### WHAT IS ASKED
How many lines of these entries hold the string "point"? Reply with the number alone.

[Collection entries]
###
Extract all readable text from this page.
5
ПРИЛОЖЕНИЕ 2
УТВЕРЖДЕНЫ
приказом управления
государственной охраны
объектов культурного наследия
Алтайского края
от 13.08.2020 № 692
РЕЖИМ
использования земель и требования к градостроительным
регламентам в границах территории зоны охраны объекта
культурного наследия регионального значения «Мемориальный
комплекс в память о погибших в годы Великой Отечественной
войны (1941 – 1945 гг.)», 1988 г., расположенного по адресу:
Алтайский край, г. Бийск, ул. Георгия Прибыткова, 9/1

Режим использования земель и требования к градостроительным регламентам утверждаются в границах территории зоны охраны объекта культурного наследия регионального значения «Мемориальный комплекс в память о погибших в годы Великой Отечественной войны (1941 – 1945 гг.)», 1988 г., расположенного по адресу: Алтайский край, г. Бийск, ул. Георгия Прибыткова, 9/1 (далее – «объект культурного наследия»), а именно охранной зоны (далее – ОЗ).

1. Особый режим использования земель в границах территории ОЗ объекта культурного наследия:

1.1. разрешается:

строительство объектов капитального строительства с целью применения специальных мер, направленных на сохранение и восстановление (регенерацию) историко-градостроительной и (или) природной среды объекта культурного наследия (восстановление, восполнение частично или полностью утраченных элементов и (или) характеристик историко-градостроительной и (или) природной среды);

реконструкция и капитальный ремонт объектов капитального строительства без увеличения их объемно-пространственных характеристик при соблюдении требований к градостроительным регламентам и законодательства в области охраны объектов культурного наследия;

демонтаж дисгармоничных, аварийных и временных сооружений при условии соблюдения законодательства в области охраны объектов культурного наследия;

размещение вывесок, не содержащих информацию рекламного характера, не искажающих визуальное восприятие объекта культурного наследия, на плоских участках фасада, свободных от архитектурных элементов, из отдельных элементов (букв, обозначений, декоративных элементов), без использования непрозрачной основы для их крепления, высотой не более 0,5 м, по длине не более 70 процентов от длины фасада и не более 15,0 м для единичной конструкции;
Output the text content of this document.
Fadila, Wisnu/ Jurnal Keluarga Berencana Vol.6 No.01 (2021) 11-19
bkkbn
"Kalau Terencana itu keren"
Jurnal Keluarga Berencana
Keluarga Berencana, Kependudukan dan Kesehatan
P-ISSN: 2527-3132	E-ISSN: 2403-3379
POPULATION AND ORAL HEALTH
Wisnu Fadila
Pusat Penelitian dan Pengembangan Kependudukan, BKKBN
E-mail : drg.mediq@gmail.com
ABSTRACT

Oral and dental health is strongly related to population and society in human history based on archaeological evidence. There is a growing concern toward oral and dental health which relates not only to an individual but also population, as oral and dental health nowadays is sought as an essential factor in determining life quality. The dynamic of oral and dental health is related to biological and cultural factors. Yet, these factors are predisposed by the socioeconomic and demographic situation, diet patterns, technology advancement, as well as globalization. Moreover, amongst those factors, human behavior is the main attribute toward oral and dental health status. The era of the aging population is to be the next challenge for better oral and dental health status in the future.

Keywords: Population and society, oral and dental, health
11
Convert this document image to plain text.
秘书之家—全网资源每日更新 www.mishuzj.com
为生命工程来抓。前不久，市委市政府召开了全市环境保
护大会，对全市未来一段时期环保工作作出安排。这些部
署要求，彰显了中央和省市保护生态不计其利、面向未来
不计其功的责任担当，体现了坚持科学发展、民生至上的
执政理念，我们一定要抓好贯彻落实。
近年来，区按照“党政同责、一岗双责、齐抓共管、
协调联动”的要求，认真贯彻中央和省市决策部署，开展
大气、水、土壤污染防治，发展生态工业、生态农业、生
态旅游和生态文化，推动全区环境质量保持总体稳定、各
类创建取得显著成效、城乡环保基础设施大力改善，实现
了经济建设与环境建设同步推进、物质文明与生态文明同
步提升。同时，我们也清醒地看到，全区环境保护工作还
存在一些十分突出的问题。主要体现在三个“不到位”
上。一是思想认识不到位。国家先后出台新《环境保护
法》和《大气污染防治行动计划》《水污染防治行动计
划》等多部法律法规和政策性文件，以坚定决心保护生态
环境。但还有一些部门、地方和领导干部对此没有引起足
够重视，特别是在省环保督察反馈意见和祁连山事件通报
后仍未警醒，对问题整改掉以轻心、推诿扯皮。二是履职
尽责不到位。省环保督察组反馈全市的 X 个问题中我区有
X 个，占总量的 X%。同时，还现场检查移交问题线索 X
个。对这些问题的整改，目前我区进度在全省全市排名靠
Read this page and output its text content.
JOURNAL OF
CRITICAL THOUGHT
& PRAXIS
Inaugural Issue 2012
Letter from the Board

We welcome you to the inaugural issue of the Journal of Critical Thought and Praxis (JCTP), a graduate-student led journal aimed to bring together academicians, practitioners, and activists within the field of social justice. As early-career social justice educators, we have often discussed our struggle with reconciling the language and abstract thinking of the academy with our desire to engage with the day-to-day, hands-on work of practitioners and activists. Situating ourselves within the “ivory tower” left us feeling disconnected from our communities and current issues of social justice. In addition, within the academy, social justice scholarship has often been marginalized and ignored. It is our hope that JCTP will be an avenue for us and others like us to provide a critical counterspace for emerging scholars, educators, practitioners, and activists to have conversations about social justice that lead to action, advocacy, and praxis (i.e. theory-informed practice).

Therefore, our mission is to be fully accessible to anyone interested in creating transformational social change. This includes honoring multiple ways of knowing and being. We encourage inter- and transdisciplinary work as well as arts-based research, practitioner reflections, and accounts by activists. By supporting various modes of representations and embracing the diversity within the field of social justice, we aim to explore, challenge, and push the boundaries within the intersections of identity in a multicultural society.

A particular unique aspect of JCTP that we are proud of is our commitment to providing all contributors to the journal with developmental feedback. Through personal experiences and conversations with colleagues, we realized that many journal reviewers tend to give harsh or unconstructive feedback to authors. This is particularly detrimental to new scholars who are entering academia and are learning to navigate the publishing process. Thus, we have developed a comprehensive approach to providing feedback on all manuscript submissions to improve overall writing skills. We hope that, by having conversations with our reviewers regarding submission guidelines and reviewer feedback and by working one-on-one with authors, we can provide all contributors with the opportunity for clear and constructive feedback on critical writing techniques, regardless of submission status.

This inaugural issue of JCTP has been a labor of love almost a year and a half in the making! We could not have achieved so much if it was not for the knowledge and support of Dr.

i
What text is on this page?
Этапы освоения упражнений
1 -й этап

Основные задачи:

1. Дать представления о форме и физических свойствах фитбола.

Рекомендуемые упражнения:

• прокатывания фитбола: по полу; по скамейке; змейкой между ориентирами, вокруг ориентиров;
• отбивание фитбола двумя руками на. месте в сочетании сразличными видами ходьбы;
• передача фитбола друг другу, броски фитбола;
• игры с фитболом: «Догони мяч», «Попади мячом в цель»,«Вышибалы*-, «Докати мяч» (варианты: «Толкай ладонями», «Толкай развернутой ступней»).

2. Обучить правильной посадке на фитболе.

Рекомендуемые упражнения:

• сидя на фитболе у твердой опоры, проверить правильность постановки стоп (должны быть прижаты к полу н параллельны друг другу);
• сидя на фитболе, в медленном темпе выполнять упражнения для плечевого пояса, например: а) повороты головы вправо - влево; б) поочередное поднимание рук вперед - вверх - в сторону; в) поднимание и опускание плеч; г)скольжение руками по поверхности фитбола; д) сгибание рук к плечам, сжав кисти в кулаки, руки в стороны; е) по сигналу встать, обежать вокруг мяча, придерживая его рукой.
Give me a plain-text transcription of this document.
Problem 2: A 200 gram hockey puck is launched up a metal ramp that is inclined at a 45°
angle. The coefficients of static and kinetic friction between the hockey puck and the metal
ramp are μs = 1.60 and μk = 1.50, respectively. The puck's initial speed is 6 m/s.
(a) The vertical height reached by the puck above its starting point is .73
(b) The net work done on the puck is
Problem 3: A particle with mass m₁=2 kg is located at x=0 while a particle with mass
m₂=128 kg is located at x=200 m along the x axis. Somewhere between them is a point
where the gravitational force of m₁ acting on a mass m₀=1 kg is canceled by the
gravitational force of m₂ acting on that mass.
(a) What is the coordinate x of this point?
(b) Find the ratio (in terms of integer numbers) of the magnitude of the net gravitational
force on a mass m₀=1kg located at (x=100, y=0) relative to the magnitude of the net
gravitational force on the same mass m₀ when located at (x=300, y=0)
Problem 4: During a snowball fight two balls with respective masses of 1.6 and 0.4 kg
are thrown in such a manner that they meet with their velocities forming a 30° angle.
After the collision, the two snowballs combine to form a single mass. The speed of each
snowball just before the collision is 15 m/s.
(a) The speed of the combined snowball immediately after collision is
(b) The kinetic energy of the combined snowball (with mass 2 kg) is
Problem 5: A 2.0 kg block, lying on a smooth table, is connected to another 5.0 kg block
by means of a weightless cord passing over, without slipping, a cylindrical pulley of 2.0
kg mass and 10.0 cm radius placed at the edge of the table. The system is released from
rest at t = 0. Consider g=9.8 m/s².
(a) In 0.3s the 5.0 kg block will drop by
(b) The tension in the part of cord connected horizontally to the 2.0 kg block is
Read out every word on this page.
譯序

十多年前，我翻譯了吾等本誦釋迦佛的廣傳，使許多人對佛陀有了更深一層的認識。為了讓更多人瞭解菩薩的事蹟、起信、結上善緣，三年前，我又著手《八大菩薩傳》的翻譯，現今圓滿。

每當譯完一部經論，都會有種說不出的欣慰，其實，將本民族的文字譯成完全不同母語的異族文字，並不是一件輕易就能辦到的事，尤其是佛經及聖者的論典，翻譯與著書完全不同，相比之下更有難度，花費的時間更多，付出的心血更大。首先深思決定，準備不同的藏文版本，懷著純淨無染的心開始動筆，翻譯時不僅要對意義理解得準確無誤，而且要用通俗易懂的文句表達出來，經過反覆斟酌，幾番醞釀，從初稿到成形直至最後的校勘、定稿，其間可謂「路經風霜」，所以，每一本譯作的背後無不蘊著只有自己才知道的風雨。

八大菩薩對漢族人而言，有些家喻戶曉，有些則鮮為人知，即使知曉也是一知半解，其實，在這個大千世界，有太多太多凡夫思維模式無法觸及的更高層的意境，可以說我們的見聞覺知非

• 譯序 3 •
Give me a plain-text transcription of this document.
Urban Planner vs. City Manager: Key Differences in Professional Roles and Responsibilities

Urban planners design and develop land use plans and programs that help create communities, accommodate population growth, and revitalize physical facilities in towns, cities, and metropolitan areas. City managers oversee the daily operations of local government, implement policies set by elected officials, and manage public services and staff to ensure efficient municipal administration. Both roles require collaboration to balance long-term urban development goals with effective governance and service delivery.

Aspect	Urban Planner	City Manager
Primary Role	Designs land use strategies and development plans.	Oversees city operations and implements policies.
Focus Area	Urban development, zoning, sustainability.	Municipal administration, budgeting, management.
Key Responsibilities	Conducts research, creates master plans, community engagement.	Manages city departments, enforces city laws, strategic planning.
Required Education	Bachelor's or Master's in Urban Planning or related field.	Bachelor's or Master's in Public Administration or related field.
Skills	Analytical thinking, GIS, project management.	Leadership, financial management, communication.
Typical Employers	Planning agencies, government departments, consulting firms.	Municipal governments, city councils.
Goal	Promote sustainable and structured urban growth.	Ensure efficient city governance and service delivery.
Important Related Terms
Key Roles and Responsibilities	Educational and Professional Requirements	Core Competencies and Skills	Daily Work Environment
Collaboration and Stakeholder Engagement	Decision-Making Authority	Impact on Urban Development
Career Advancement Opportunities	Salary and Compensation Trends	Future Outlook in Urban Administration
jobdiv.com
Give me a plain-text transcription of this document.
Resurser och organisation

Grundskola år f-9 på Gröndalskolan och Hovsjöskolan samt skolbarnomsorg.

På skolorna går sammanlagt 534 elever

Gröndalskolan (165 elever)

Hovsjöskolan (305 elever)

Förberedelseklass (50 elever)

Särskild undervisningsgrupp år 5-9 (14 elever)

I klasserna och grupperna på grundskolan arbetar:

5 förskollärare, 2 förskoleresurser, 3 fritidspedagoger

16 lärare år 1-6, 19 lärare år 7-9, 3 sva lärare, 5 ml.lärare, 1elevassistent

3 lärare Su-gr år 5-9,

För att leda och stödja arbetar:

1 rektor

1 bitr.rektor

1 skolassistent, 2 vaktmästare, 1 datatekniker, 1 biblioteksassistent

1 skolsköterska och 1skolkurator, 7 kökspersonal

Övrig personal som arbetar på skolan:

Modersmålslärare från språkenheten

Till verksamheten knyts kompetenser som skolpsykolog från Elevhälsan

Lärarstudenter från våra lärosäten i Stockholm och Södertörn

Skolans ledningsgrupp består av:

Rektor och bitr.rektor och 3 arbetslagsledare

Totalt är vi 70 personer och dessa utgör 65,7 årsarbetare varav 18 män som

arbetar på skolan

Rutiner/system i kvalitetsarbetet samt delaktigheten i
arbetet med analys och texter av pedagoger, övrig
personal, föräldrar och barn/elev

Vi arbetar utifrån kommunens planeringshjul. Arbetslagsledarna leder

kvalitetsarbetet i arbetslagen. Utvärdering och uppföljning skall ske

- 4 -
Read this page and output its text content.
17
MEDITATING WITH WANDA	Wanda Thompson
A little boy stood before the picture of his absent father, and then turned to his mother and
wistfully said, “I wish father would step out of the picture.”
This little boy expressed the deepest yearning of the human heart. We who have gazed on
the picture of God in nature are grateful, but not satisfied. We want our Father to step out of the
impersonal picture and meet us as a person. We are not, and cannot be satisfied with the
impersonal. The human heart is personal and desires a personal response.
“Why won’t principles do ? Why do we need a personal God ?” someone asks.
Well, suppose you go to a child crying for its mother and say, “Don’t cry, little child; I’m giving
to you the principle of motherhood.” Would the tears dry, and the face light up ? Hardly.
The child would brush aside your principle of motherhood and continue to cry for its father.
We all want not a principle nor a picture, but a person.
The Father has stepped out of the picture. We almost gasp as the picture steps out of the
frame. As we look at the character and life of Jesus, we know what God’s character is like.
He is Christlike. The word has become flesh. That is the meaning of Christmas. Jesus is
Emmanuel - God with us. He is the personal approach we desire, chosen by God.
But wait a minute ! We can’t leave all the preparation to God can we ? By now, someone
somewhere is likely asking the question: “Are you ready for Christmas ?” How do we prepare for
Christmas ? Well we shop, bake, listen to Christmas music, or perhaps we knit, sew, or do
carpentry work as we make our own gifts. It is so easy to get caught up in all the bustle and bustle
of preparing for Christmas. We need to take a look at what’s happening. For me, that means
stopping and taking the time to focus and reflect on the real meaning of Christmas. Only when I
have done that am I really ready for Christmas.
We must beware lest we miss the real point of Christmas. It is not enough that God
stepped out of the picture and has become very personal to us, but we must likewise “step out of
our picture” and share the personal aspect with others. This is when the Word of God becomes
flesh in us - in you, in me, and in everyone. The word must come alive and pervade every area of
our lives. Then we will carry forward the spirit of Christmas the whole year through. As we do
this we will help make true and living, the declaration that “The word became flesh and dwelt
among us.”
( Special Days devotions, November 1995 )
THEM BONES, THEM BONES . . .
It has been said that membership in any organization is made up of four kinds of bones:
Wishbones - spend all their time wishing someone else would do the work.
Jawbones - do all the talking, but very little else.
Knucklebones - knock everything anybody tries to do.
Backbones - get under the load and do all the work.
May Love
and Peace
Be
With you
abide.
###
### TASK RESPONSE
4